What the exercise asks:
Transcribe every line of the records verbatim.

------ Records shown

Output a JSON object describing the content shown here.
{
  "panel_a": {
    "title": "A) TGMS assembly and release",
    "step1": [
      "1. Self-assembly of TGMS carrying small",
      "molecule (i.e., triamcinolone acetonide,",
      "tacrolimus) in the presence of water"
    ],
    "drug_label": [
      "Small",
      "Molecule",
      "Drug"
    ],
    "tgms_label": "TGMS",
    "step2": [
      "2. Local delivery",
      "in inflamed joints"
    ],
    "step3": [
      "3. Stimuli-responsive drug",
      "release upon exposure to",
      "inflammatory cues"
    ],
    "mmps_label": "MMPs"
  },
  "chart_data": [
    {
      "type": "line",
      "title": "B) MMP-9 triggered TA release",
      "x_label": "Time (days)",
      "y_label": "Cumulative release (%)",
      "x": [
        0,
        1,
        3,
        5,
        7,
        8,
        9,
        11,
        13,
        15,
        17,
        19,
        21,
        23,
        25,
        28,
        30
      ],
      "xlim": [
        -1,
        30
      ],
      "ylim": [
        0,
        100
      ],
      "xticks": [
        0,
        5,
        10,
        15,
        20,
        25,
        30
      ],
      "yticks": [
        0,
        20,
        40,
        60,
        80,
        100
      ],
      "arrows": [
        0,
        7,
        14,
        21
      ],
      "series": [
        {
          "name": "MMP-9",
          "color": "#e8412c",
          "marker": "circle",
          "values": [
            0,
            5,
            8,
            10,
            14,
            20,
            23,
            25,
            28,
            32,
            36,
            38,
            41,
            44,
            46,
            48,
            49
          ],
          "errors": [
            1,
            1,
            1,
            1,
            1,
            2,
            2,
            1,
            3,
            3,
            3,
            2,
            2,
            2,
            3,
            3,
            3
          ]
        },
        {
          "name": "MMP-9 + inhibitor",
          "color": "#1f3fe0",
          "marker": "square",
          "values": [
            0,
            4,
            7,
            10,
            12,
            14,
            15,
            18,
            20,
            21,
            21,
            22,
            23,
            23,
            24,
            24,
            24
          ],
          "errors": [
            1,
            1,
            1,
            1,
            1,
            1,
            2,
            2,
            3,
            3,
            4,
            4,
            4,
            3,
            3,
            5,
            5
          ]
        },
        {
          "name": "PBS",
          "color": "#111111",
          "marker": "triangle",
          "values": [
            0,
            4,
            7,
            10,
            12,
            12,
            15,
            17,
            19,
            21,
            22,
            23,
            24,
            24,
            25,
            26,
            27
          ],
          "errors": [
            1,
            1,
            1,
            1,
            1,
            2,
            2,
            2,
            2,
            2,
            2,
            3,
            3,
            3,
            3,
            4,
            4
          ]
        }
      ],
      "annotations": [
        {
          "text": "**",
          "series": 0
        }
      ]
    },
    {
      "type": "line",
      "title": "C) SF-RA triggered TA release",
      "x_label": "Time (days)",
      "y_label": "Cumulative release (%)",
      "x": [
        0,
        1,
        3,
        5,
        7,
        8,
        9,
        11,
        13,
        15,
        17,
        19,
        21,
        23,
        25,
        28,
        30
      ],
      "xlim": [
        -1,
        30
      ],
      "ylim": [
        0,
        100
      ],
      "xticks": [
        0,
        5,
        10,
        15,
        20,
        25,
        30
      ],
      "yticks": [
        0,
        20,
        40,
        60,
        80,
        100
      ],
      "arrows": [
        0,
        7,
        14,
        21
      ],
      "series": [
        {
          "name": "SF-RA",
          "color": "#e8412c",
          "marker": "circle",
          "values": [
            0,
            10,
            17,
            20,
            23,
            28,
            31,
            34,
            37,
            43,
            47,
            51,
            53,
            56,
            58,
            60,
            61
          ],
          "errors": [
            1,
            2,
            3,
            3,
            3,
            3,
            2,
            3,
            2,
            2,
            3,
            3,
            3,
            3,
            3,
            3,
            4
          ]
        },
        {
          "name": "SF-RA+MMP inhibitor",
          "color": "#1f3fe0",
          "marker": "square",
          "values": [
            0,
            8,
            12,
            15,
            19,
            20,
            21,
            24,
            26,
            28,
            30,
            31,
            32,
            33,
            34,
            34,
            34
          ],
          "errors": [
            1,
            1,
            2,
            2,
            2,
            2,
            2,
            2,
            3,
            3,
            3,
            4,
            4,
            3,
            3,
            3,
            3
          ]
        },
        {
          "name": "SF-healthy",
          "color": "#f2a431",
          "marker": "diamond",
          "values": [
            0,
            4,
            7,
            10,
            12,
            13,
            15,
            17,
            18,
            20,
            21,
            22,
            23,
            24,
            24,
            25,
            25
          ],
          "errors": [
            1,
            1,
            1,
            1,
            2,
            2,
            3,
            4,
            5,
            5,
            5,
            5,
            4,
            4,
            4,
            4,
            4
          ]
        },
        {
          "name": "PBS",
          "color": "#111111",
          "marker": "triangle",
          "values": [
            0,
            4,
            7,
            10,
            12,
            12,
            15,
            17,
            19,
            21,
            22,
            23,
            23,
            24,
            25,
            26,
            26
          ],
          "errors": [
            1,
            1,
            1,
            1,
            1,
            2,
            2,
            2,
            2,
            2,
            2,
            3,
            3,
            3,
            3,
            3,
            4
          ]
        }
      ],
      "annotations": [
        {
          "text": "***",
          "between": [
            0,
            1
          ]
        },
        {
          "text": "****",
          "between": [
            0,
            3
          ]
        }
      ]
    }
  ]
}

------------

Answer to this problem:
Output a JSON object describing the content shown here.
{
  "panel_a": {
    "title": "A) TGMS assembly and release",
    "step1": [
      "1. Self-assembly of TGMS carrying small",
      "molecule (i.e., triamcinolone acetonide,",
      "tacrolimus) in the presence of water"
    ],
    "drug_label": [
      "Small",
      "Molecule",
      "Drug"
    ],
    "tgms_label": "TGMS",
    "step2": [
      "2. Local delivery",
      "in inflamed joints"
    ],
    "step3": [
      "3. Stimuli-responsive drug",
      "release upon exposure to",
      "inflammatory cues"
    ],
    "mmps_label": "MMPs"
  },
  "chart_data": [
    {
      "type": "line",
      "title": "B) MMP-9 triggered TA release",
      "x_label": "Time (days)",
      "y_label": "Cumulative release (%)",
      "x": [
        0,
        1,
        3,
        5,
        7,
        8,
        9,
        11,
        13,
        15,
        17,
        19,
        21,
        23,
        25,
        28,
        30
      ],
      "xlim": [
        -1,
        30
      ],
      "ylim": [
        0,
        100
      ],
      "xticks": [
        0,
        5,
        10,
        15,
        20,
        25,
        30
      ],
      "yticks": [
        0,
        20,
        40,
        60,
        80,
        100
      ],
      "arrows": [
        0,
        7,
        14,
        21
      ],
      "series": [
        {
          "name": "MMP-9",
          "color": "#e8412c",
          "marker": "circle",
          "values": [
            0,
            5,
            8,
            10,
            14,
            20,
            23,
            25,
            28,
            32,
            36,
            38,
            41,
            44,
            46,
            48,
            49
          ],
          "errors": [
            1,
            1,
            1,
            1,
            1,
            2,
            2,
            1,
            3,
            3,
            3,
            2,
            2,
            2,
            3,
            3,
            3
          ]
        },
        {
          "name": "MMP-9 + inhibitor",
          "color": "#1f3fe0",
          "marker": "square",
          "values": [
            0,
            4,
            7,
            10,
            12,
            14,
            15,
            18,
            20,
            21,
            21,
            22,
            23,
            23,
            24,
            24,
            24
          ],
          "errors": [
            1,
            1,
            1,
            1,
            1,
            1,
            2,
            2,
            3,
            3,
            4,
            4,
            4,
            3,
            3,
            5,
            5
          ]
        },
        {
          "name": "PBS",
          "color": "#111111",
          "marker": "triangle",
          "values": [
            0,
            4,
            7,
            10,
            12,
            12,
            15,
            17,
            19,
            21,
            22,
            23,
            24,
            24,
            25,
            26,
            27
          ],
          "errors": [
            1,
            1,
            1,
            1,
            1,
            2,
            2,
            2,
            2,
            2,
            2,
            3,
            3,
            3,
            3,
            4,
            4
          ]
        }
      ],
      "annotations": [
        {
          "text": "**",
          "series": 0
        }
      ]
    },
    {
      "type": "line",
      "title": "C) SF-RA triggered TA release",
      "x_label": "Time (days)",
      "y_label": "Cumulative release (%)",
      "x": [
        0,
        1,
        3,
        5,
        7,
        8,
        9,
        11,
        13,
        15,
        17,
        19,
        21,
        23,
        25,
        28,
        30
      ],
      "xlim": [
        -1,
        30
      ],
      "ylim": [
        0,
        100
      ],
      "xticks": [
        0,
        5,
        10,
        15,
        20,
        25,
        30
      ],
      "yticks": [
        0,
        20,
        40,
        60,
        80,
        100
      ],
      "arrows": [
        0,
        7,
        14,
        21
      ],
      "series": [
        {
          "name": "SF-RA",
          "color": "#e8412c",
          "marker": "circle",
          "values": [
            0,
            10,
            17,
            20,
            23,
            28,
            31,
            34,
            37,
            43,
            47,
            51,
            53,
            56,
            58,
            60,
            61
          ],
          "errors": [
            1,
            2,
            3,
            3,
            3,
            3,
            2,
            3,
            2,
            2,
            3,
            3,
            3,
            3,
            3,
            3,
            4
          ]
        },
        {
          "name": "SF-RA+MMP inhibitor",
          "color": "#1f3fe0",
          "marker": "square",
          "values": [
            0,
            8,
            12,
            15,
            19,
            20,
            21,
            24,
            26,
            28,
            30,
            31,
            32,
            33,
            34,
            34,
            34
          ],
          "errors": [
            1,
            1,
            2,
            2,
            2,
            2,
            2,
            2,
            3,
            3,
            3,
            4,
            4,
            3,
            3,
            3,
            3
          ]
        },
        {
          "name": "SF-healthy",
          "color": "#f2a431",
          "marker": "diamond",
          "values": [
            0,
            4,
            7,
            10,
            12,
            13,
            15,
            17,
            18,
            20,
            21,
            22,
            23,
            24,
            24,
            25,
            25
          ],
          "errors": [
            1,
            1,
            1,
            1,
            2,
            2,
            3,
            4,
            5,
            5,
            5,
            5,
            4,
            4,
            4,
            4,
            4
          ]
        },
        {
          "name": "PBS",
          "color": "#111111",
          "marker": "triangle",
          "values": [
            0,
            4,
            7,
            10,
            12,
            12,
            15,
            17,
            19,
            21,
            22,
            23,
            23,
            24,
            25,
            26,
            26
          ],
          "errors": [
            1,
            1,
            1,
            1,
            1,
            2,
            2,
            2,
            2,
            2,
            2,
            3,
            3,
            3,
            3,
            3,
            4
          ]
        }
      ],
      "annotations": [
        {
          "text": "***",
          "between": [
            0,
            1
          ]
        },
        {
          "text": "****",
          "between": [
            0,
            3
          ]
        }
      ]
    }
  ]
}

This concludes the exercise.